____ DATA RECORDS

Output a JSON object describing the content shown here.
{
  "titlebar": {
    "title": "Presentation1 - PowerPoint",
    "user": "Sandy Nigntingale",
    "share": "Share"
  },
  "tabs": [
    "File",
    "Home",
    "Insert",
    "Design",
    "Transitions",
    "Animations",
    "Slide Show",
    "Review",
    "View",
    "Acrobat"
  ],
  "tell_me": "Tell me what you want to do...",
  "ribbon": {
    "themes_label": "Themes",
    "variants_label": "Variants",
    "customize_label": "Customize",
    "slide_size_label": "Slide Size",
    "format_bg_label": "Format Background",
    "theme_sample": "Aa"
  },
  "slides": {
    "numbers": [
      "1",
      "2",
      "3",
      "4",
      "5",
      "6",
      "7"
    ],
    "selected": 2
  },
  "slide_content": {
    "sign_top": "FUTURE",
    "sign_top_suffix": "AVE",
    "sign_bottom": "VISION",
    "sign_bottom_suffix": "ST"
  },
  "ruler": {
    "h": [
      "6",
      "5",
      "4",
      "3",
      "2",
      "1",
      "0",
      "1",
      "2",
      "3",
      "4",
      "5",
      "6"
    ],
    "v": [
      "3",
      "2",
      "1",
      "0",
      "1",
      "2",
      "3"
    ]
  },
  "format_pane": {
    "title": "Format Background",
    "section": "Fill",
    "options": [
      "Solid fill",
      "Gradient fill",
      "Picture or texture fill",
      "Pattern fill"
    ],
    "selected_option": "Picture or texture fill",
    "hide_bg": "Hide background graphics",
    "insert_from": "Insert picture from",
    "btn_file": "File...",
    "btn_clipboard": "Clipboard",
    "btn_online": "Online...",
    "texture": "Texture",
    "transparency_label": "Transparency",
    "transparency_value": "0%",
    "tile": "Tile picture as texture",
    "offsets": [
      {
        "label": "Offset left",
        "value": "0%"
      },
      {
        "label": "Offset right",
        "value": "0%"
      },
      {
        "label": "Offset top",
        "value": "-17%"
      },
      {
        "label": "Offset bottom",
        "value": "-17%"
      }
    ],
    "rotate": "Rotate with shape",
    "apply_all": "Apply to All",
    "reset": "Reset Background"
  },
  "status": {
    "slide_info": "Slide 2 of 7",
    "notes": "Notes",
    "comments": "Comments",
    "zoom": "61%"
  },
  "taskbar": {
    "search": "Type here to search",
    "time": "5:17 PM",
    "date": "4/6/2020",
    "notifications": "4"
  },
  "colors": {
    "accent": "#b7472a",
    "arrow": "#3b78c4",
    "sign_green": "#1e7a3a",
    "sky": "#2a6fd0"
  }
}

________

_WORK TO COMPLETE_. Set down every line of the listing above again, exactly as given.

_REPLY_.
Output a JSON object describing the content shown here.
{
  "titlebar": {
    "title": "Presentation1 - PowerPoint",
    "user": "Sandy Nigntingale",
    "share": "Share"
  },
  "tabs": [
    "File",
    "Home",
    "Insert",
    "Design",
    "Transitions",
    "Animations",
    "Slide Show",
    "Review",
    "View",
    "Acrobat"
  ],
  "tell_me": "Tell me what you want to do...",
  "ribbon": {
    "themes_label": "Themes",
    "variants_label": "Variants",
    "customize_label": "Customize",
    "slide_size_label": "Slide Size",
    "format_bg_label": "Format Background",
    "theme_sample": "Aa"
  },
  "slides": {
    "numbers": [
      "1",
      "2",
      "3",
      "4",
      "5",
      "6",
      "7"
    ],
    "selected": 2
  },
  "slide_content": {
    "sign_top": "FUTURE",
    "sign_top_suffix": "AVE",
    "sign_bottom": "VISION",
    "sign_bottom_suffix": "ST"
  },
  "ruler": {
    "h": [
      "6",
      "5",
      "4",
      "3",
      "2",
      "1",
      "0",
      "1",
      "2",
      "3",
      "4",
      "5",
      "6"
    ],
    "v": [
      "3",
      "2",
      "1",
      "0",
      "1",
      "2",
      "3"
    ]
  },
  "format_pane": {
    "title": "Format Background",
    "section": "Fill",
    "options": [
      "Solid fill",
      "Gradient fill",
      "Picture or texture fill",
      "Pattern fill"
    ],
    "selected_option": "Picture or texture fill",
    "hide_bg": "Hide background graphics",
    "insert_from": "Insert picture from",
    "btn_file": "File...",
    "btn_clipboard": "Clipboard",
    "btn_online": "Online...",
    "texture": "Texture",
    "transparency_label": "Transparency",
    "transparency_value": "0%",
    "tile": "Tile picture as texture",
    "offsets": [
      {
        "label": "Offset left",
        "value": "0%"
      },
      {
        "label": "Offset right",
        "value": "0%"
      },
      {
        "label": "Offset top",
        "value": "-17%"
      },
      {
        "label": "Offset bottom",
        "value": "-17%"
      }
    ],
    "rotate": "Rotate with shape",
    "apply_all": "Apply to All",
    "reset": "Reset Background"
  },
  "status": {
    "slide_info": "Slide 2 of 7",
    "notes": "Notes",
    "comments": "Comments",
    "zoom": "61%"
  },
  "taskbar": {
    "search": "Type here to search",
    "time": "5:17 PM",
    "date": "4/6/2020",
    "notifications": "4"
  },
  "colors": {
    "accent": "#b7472a",
    "arrow": "#3b78c4",
    "sign_green": "#1e7a3a",
    "sky": "#2a6fd0"
  }
}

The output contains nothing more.